Recorded data:
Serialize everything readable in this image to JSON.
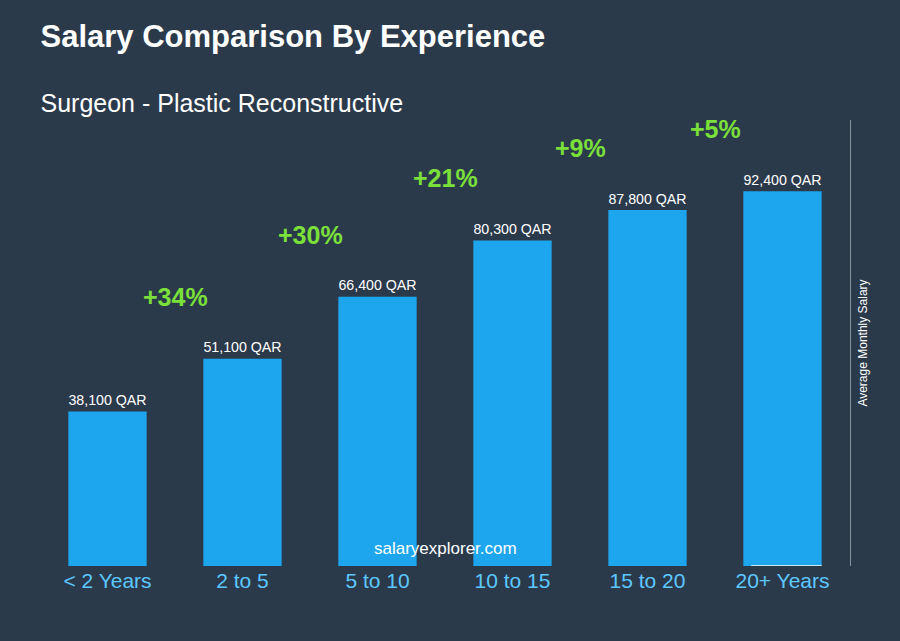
{
  "chart_data": {
    "type": "bar",
    "title": "Salary Comparison By Experience",
    "subtitle": "Surgeon - Plastic Reconstructive",
    "categories": [
      "< 2 Years",
      "2 to 5",
      "5 to 10",
      "10 to 15",
      "15 to 20",
      "20+ Years"
    ],
    "values": [
      38100,
      51100,
      66400,
      80300,
      87800,
      92400
    ],
    "value_labels": [
      "38,100 QAR",
      "51,100 QAR",
      "66,400 QAR",
      "80,300 QAR",
      "87,800 QAR",
      "92,400 QAR"
    ],
    "color": "#1da6ee",
    "ylim": [
      0,
      110000
    ],
    "yticks": [],
    "ylabel": "Average Monthly Salary",
    "data_labels": true,
    "tick_labels": "x",
    "grid": false,
    "annotations": [
      "+34%",
      "+30%",
      "+21%",
      "+9%",
      "+5%"
    ],
    "source": "salaryexplorer.com"
  }
}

The request: Copy every record above exactly as written, but leave out the pictures.

Task answer:
Serialize everything readable in this image to JSON.
{
  "chart_data": {
    "type": "bar",
    "title": "Salary Comparison By Experience",
    "subtitle": "Surgeon - Plastic Reconstructive",
    "categories": [
      "< 2 Years",
      "2 to 5",
      "5 to 10",
      "10 to 15",
      "15 to 20",
      "20+ Years"
    ],
    "values": [
      38100,
      51100,
      66400,
      80300,
      87800,
      92400
    ],
    "value_labels": [
      "38,100 QAR",
      "51,100 QAR",
      "66,400 QAR",
      "80,300 QAR",
      "87,800 QAR",
      "92,400 QAR"
    ],
    "color": "#1da6ee",
    "ylim": [
      0,
      110000
    ],
    "yticks": [],
    "ylabel": "Average Monthly Salary",
    "data_labels": true,
    "tick_labels": "x",
    "grid": false,
    "annotations": [
      "+34%",
      "+30%",
      "+21%",
      "+9%",
      "+5%"
    ],
    "source": "salaryexplorer.com"
  }
}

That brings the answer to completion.